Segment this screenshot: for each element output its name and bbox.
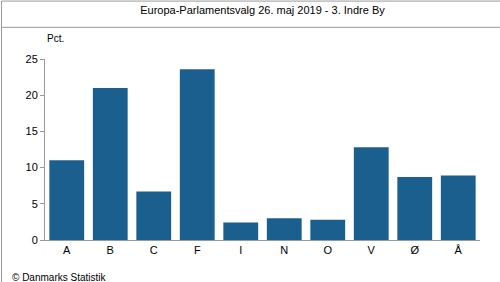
svg-text:Europa-Parlamentsvalg 26. maj: Europa-Parlamentsvalg 26. maj 2019 - 3. … (140, 4, 385, 16)
svg-text:C: C (150, 244, 158, 256)
svg-text:Å: Å (455, 244, 463, 256)
svg-text:O: O (323, 244, 332, 256)
svg-text:© Danmarks Statistik: © Danmarks Statistik (12, 272, 107, 282)
svg-text:5: 5 (32, 198, 38, 210)
svg-text:V: V (368, 244, 376, 256)
svg-text:15: 15 (26, 125, 38, 137)
svg-text:25: 25 (26, 53, 38, 65)
svg-text:Pct.: Pct. (47, 33, 64, 44)
svg-text:A: A (63, 244, 71, 256)
svg-text:20: 20 (26, 89, 38, 101)
svg-text:I: I (239, 244, 242, 256)
svg-text:0: 0 (32, 234, 38, 246)
svg-text:B: B (107, 244, 114, 256)
svg-text:F: F (194, 244, 201, 256)
svg-text:10: 10 (26, 161, 38, 173)
svg-text:Ø: Ø (410, 244, 419, 256)
svg-text:N: N (280, 244, 288, 256)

------------------------------------------------

■ WHAT YOU SHOULD DO ■
Copy the listing above word for word, every line in its original order, but leave out the picture.

■ SOLUTION BELOW ■
Segment this screenshot: for each element output its name and bbox.
svg-text:Europa-Parlamentsvalg 26. maj: Europa-Parlamentsvalg 26. maj 2019 - 3. … (140, 4, 385, 16)
svg-text:C: C (150, 244, 158, 256)
svg-text:Å: Å (455, 244, 463, 256)
svg-text:O: O (323, 244, 332, 256)
svg-text:© Danmarks Statistik: © Danmarks Statistik (12, 272, 107, 282)
svg-text:5: 5 (32, 198, 38, 210)
svg-text:V: V (368, 244, 376, 256)
svg-text:15: 15 (26, 125, 38, 137)
svg-text:25: 25 (26, 53, 38, 65)
svg-text:Pct.: Pct. (47, 33, 64, 44)
svg-text:A: A (63, 244, 71, 256)
svg-text:20: 20 (26, 89, 38, 101)
svg-text:I: I (239, 244, 242, 256)
svg-text:0: 0 (32, 234, 38, 246)
svg-text:B: B (107, 244, 114, 256)
svg-text:F: F (194, 244, 201, 256)
svg-text:10: 10 (26, 161, 38, 173)
svg-text:Ø: Ø (410, 244, 419, 256)
svg-text:N: N (280, 244, 288, 256)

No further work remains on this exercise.